§ PAGE TEXT
━━━━━━━━━━━━━━━━━━━━━━━━━━━━━━

Here is the result of my investigation:

- I couldn't find any commit that would be related to this problem,
both in the upstream
  master and master and XFS's for-next
- I couldn't find any discussions that would be related to the
above-mentioned backtrace
  in linux-xfs ML
- There would be a problem in the transaction commit of XFS. In both
of two traces,
  (b) processes hung in _xfs_log_force_lsn+0x20e/0x350 [xfs]. This
code is one of
  the following two xlog_wait().

  https://github.com/torvalds/linux/blob/master/fs/xfs/xfs_log.c#L3366
  https://github.com/torvalds/linux/blob/master/fs/xfs/xfs_log.c#L3387

  These processes released CPU voluntarily in the following line.

  https://github.com/torvalds/linux/blob/master/fs/xfs/xfs_log_priv.h#L549

  These two processes should be woken by the other process after that.
  However, unfortunately, it didn't happen.

Test environment:
- kernel: 4.15.0-<x>-generic
- XFS # Anyone hasn't reported this problem with other filesystems yet.

Related discussions:
- Issue of Rook:
  https://github.com/rook/rook/issues/3132
- Issue of Ceph
  https://tracker.ceph.com/issues/40068

Thanks,
Satoru

━━━━━━━━━━━━━━━━━━━━━━━━━━━━━━

§ GIVEN PROBLEM 1
In the XFS investigation notes, in which function did the processes hang in both traces?
§ GIVEN PROBLEM 2
Copy word for word everything in the XFS investigation notes from "However, unfortunately, it" down to "other filesystems yet.".

§ DATASET CONTENT
━━━━━━━━━━━━━━━━━━━━━━━━━━━━━━

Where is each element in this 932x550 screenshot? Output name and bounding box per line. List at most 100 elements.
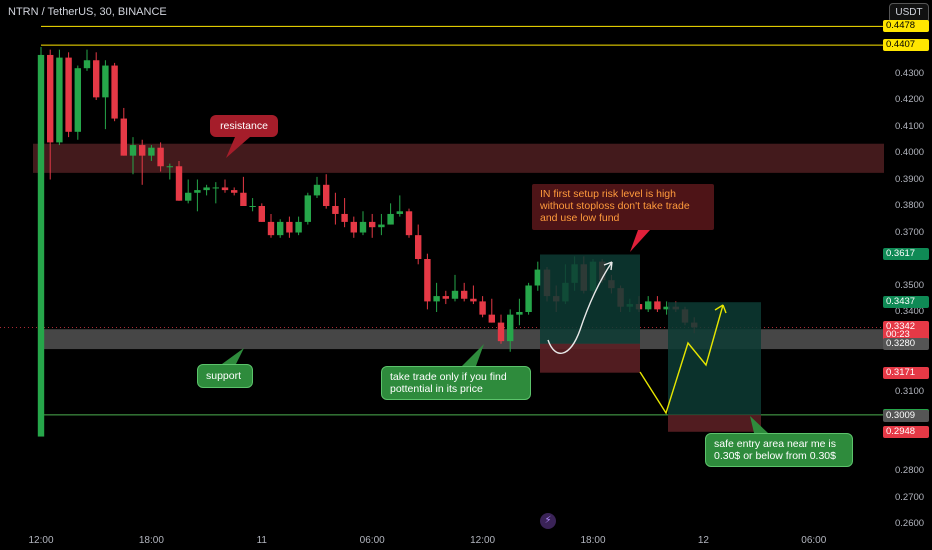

━━━━━━━━━━━━━━━━━━━━━━━━━━━━━━

§ OUTPUT 1
They hung in _xfs_log_force_lsn+0x20e/0x350 [xfs].

§ OUTPUT 2
However, unfortunately, it didn't happen.

Test environment:
- kernel: 4.15.0-<x>-generic
- XFS # Anyone hasn't reported this problem with other filesystems yet.